Filter the entries and keep only the lines where the string "оптической" appears.

** Start Dataset records **

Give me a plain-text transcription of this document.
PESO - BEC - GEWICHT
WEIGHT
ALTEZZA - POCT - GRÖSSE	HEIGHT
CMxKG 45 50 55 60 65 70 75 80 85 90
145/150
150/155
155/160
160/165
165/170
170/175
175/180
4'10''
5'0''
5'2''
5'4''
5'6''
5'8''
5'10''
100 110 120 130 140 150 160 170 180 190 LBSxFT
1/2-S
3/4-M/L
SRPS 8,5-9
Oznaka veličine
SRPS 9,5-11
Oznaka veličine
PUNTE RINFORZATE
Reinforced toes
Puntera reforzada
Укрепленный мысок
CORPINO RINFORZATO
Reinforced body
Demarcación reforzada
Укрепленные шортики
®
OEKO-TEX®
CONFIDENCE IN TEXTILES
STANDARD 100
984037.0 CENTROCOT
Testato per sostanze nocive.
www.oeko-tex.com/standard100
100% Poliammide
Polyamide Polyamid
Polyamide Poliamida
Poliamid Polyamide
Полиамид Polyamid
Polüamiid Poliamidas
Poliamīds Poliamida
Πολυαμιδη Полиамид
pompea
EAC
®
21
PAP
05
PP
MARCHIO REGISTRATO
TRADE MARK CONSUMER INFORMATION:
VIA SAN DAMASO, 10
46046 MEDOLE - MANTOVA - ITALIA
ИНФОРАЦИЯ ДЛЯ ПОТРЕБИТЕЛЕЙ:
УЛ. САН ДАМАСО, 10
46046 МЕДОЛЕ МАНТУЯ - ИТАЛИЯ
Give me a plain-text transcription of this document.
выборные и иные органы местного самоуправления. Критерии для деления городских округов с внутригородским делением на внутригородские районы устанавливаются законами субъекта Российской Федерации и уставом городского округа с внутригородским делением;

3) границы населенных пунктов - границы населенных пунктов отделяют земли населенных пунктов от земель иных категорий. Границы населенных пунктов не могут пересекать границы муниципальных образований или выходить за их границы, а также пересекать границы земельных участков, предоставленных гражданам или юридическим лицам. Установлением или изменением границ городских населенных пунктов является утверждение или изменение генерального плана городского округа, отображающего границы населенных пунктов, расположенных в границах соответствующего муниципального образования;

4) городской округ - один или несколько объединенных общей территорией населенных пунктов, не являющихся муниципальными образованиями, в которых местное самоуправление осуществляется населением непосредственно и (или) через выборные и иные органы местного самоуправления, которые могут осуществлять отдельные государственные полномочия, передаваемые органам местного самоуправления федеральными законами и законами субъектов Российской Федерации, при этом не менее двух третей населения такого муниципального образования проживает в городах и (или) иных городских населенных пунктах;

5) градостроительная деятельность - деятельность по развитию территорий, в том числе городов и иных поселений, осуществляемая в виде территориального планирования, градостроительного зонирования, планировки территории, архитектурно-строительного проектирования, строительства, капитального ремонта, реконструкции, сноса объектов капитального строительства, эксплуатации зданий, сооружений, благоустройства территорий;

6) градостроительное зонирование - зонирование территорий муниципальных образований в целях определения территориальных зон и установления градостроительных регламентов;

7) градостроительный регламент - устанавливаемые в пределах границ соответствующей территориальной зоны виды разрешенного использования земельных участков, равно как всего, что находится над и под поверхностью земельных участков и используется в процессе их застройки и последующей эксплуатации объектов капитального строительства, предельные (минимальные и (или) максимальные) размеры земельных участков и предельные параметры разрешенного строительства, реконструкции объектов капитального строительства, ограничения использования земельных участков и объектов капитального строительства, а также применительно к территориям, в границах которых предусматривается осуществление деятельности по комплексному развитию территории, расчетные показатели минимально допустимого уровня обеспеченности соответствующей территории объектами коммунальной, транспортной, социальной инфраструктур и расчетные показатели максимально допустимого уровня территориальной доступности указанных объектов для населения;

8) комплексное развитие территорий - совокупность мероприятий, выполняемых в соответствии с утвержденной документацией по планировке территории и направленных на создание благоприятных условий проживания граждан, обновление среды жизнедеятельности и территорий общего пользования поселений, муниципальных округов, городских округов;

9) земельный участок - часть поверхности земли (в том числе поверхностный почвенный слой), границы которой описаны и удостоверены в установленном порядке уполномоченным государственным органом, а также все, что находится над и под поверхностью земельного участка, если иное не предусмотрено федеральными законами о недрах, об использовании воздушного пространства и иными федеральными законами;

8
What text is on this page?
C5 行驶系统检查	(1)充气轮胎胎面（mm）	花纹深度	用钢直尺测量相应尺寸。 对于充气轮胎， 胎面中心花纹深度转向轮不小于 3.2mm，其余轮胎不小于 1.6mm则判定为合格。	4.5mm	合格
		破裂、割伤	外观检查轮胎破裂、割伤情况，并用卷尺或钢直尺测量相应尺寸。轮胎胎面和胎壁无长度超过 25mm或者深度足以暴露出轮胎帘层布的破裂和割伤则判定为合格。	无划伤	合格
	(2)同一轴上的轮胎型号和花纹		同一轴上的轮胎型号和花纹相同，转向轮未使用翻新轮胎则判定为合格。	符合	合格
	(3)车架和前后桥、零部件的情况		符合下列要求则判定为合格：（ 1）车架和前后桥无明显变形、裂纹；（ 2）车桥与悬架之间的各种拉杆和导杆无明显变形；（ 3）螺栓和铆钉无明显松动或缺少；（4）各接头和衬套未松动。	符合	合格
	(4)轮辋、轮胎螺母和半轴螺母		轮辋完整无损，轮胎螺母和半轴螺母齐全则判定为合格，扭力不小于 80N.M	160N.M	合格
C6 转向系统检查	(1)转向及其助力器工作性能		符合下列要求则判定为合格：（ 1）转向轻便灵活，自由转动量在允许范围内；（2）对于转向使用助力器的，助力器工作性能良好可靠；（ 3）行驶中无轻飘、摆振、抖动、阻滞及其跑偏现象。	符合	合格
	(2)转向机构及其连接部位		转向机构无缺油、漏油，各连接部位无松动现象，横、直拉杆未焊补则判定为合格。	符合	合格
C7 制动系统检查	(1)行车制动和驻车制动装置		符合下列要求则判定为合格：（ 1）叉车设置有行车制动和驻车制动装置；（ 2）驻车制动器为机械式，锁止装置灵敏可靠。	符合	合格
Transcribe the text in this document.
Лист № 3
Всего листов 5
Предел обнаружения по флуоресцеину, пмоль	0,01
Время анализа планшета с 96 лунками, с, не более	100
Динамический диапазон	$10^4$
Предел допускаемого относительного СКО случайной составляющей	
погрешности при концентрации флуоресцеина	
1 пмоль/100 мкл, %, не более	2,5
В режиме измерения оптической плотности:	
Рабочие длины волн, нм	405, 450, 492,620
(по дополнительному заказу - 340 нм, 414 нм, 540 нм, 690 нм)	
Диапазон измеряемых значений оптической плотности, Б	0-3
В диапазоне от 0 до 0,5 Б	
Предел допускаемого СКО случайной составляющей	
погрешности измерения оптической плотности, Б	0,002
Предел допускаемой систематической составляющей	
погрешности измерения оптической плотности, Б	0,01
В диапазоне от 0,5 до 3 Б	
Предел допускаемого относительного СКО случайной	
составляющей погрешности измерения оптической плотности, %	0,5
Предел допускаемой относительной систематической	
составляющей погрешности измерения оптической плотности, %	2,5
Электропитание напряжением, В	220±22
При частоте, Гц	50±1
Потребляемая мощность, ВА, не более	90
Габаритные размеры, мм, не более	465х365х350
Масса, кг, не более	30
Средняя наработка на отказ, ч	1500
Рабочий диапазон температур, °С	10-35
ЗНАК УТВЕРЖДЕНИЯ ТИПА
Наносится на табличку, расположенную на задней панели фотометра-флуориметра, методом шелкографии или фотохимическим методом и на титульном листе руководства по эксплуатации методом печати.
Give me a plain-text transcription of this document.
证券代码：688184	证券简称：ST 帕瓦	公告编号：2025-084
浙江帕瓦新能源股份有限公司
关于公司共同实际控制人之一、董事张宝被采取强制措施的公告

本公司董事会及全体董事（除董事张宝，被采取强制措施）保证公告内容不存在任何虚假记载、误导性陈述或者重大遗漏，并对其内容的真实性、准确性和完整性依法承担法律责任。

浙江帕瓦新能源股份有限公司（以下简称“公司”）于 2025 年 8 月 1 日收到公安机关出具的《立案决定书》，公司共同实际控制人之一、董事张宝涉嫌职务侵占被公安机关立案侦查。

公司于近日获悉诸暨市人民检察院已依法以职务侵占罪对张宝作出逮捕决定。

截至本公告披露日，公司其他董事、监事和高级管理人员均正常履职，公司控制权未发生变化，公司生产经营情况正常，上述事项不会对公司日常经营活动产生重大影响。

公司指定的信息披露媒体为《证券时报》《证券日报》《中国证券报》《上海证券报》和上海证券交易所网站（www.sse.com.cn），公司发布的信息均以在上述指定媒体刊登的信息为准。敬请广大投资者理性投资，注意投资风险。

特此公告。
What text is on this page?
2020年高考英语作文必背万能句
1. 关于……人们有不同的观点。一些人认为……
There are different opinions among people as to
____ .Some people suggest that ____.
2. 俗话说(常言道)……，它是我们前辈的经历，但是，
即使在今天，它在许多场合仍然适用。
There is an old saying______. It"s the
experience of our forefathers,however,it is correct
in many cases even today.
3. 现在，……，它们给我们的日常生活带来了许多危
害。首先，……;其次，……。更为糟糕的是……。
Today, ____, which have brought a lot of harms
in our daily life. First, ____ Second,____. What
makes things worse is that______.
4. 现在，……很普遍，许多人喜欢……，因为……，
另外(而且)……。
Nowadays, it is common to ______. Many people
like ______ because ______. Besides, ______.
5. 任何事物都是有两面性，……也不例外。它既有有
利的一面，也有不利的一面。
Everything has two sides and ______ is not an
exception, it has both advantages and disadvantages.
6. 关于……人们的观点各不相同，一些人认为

** End Dataset records **

Solution to the exercise:
В режиме измерения оптической плотности:	
Диапазон измеряемых значений оптической плотности, Б	0-3
погрешности измерения оптической плотности, Б	0,002
погрешности измерения оптической плотности, Б	0,01
составляющей погрешности измерения оптической плотности, %	0,5
составляющей погрешности измерения оптической плотности, %	2,5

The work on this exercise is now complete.